══ Input for this task
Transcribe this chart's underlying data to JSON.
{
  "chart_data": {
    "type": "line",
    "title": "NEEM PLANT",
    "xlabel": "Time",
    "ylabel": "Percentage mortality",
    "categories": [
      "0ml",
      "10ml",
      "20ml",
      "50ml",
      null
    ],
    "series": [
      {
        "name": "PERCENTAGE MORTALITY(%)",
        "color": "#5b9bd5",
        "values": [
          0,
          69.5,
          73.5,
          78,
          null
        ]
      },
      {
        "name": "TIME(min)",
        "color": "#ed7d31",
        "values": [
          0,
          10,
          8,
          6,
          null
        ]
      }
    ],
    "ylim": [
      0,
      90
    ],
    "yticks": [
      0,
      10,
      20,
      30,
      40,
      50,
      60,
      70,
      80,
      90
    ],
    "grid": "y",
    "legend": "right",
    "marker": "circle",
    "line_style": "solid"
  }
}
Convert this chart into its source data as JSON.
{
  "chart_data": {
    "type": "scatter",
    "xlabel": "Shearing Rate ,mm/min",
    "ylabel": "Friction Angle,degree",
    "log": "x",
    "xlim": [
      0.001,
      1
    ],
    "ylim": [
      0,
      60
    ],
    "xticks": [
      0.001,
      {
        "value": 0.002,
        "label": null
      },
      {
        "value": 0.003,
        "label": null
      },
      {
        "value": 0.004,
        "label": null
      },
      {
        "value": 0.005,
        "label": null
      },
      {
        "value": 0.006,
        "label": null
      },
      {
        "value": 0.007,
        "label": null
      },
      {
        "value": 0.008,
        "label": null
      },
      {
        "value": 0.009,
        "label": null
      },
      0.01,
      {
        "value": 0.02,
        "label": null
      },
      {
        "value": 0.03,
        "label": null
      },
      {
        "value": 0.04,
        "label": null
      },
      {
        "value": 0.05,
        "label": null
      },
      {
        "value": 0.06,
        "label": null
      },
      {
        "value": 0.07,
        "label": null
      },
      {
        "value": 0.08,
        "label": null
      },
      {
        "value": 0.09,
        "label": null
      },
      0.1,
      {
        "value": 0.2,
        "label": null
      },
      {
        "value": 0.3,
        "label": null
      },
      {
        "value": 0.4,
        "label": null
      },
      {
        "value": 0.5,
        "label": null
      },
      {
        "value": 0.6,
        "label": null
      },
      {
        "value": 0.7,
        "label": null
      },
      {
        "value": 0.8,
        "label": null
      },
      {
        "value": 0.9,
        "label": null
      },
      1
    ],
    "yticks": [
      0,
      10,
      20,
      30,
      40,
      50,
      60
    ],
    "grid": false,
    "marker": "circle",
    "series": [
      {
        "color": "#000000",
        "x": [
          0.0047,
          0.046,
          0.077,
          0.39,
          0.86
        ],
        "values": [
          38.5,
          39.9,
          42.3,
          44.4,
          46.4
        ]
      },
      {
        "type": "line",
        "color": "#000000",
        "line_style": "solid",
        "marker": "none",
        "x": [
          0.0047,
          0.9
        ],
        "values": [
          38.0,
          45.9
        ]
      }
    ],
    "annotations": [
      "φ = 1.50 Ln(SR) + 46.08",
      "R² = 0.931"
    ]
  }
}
════
Pick out every line holding the string "xlabel" and return it.

    "xlabel": "Time",
    "xlabel": "Shearing Rate ,mm/min",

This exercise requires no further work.